PROBLEM REQUIREMENTS:
Leave out the pictures and repeat the data exactly.

::::

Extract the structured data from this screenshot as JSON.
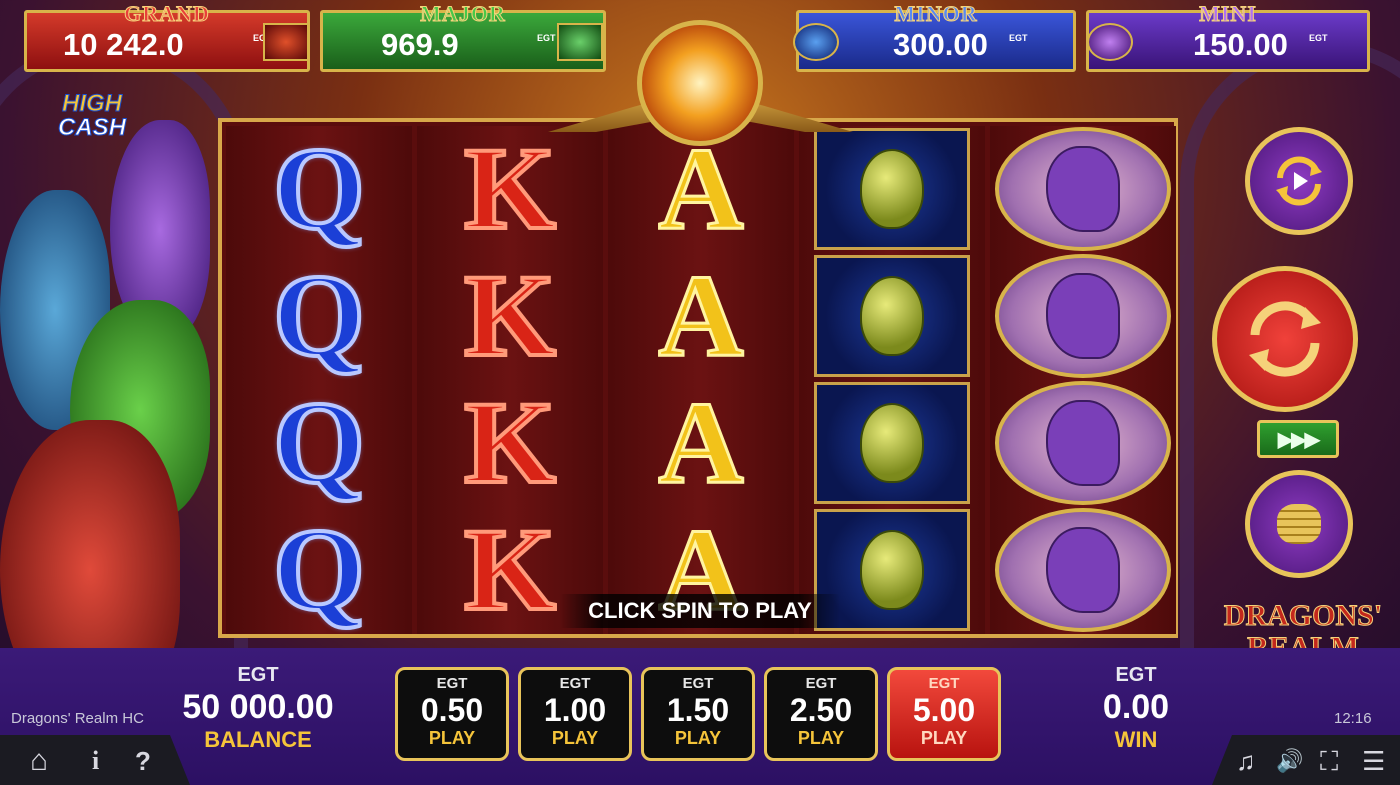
{
  "jackpots": {
    "grand": {
      "title": "GRAND",
      "value": "10 242.0",
      "currency": "EGT",
      "color": "#c42020"
    },
    "major": {
      "title": "MAJOR",
      "value": "969.9",
      "currency": "EGT",
      "color": "#2a8a2a"
    },
    "minor": {
      "title": "MINOR",
      "value": "300.00",
      "currency": "EGT",
      "color": "#2a3fb8"
    },
    "mini": {
      "title": "MINI",
      "value": "150.00",
      "currency": "EGT",
      "color": "#5a2aa8"
    }
  },
  "logos": {
    "high_cash_line1": "HIGH",
    "high_cash_line2": "CASH",
    "dragons_realm_line1": "DRAGONS'",
    "dragons_realm_line2": "REALM"
  },
  "reels": [
    [
      "Q",
      "Q",
      "Q",
      "Q"
    ],
    [
      "K",
      "K",
      "K",
      "K"
    ],
    [
      "A",
      "A",
      "A",
      "A"
    ],
    [
      "egg",
      "egg",
      "egg",
      "egg"
    ],
    [
      "dragon",
      "dragon",
      "dragon",
      "dragon"
    ]
  ],
  "message": "CLICK SPIN TO PLAY",
  "balance": {
    "currency": "EGT",
    "amount": "50 000.00",
    "label": "BALANCE"
  },
  "win": {
    "currency": "EGT",
    "amount": "0.00",
    "label": "WIN"
  },
  "bets": [
    {
      "currency": "EGT",
      "value": "0.50",
      "label": "PLAY",
      "selected": false
    },
    {
      "currency": "EGT",
      "value": "1.00",
      "label": "PLAY",
      "selected": false
    },
    {
      "currency": "EGT",
      "value": "1.50",
      "label": "PLAY",
      "selected": false
    },
    {
      "currency": "EGT",
      "value": "2.50",
      "label": "PLAY",
      "selected": false
    },
    {
      "currency": "EGT",
      "value": "5.00",
      "label": "PLAY",
      "selected": true
    }
  ],
  "turbo_label": "▶▶▶",
  "game_name": "Dragons' Realm HC",
  "clock": "12:16",
  "nav": {
    "home": "⌂",
    "info": "i",
    "help": "?",
    "music": "♫",
    "sound": "🔊",
    "fullscreen": "⛶",
    "menu": "☰"
  }
}
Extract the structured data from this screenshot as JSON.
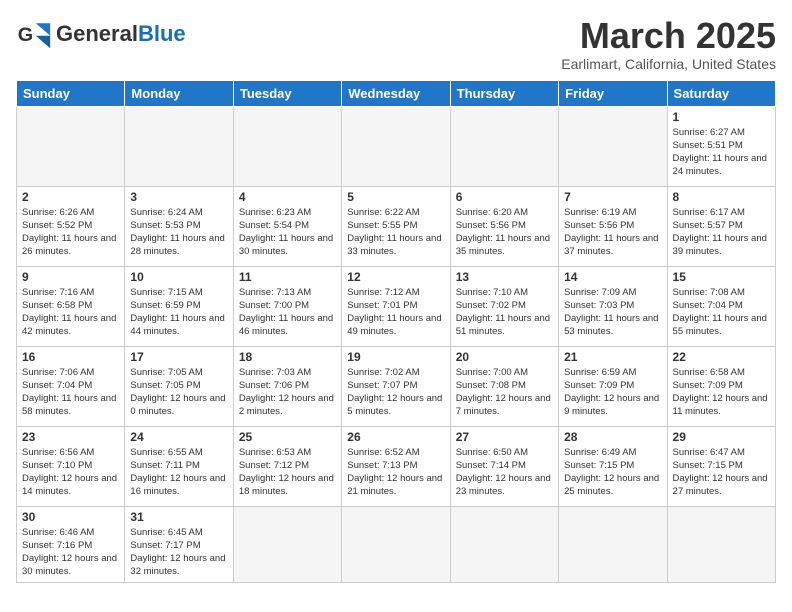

::::

SOLVED EXERCISE:
Extract the structured data from this screenshot as JSON.
{
  "jackpots": {
    "grand": {
      "title": "GRAND",
      "value": "10 242.0",
      "currency": "EGT",
      "color": "#c42020"
    },
    "major": {
      "title": "MAJOR",
      "value": "969.9",
      "currency": "EGT",
      "color": "#2a8a2a"
    },
    "minor": {
      "title": "MINOR",
      "value": "300.00",
      "currency": "EGT",
      "color": "#2a3fb8"
    },
    "mini": {
      "title": "MINI",
      "value": "150.00",
      "currency": "EGT",
      "color": "#5a2aa8"
    }
  },
  "logos": {
    "high_cash_line1": "HIGH",
    "high_cash_line2": "CASH",
    "dragons_realm_line1": "DRAGONS'",
    "dragons_realm_line2": "REALM"
  },
  "reels": [
    [
      "Q",
      "Q",
      "Q",
      "Q"
    ],
    [
      "K",
      "K",
      "K",
      "K"
    ],
    [
      "A",
      "A",
      "A",
      "A"
    ],
    [
      "egg",
      "egg",
      "egg",
      "egg"
    ],
    [
      "dragon",
      "dragon",
      "dragon",
      "dragon"
    ]
  ],
  "message": "CLICK SPIN TO PLAY",
  "balance": {
    "currency": "EGT",
    "amount": "50 000.00",
    "label": "BALANCE"
  },
  "win": {
    "currency": "EGT",
    "amount": "0.00",
    "label": "WIN"
  },
  "bets": [
    {
      "currency": "EGT",
      "value": "0.50",
      "label": "PLAY",
      "selected": false
    },
    {
      "currency": "EGT",
      "value": "1.00",
      "label": "PLAY",
      "selected": false
    },
    {
      "currency": "EGT",
      "value": "1.50",
      "label": "PLAY",
      "selected": false
    },
    {
      "currency": "EGT",
      "value": "2.50",
      "label": "PLAY",
      "selected": false
    },
    {
      "currency": "EGT",
      "value": "5.00",
      "label": "PLAY",
      "selected": true
    }
  ],
  "turbo_label": "▶▶▶",
  "game_name": "Dragons' Realm HC",
  "clock": "12:16",
  "nav": {
    "home": "⌂",
    "info": "i",
    "help": "?",
    "music": "♫",
    "sound": "🔊",
    "fullscreen": "⛶",
    "menu": "☰"
  }
}
Extract the structured data from this screenshot as JSON.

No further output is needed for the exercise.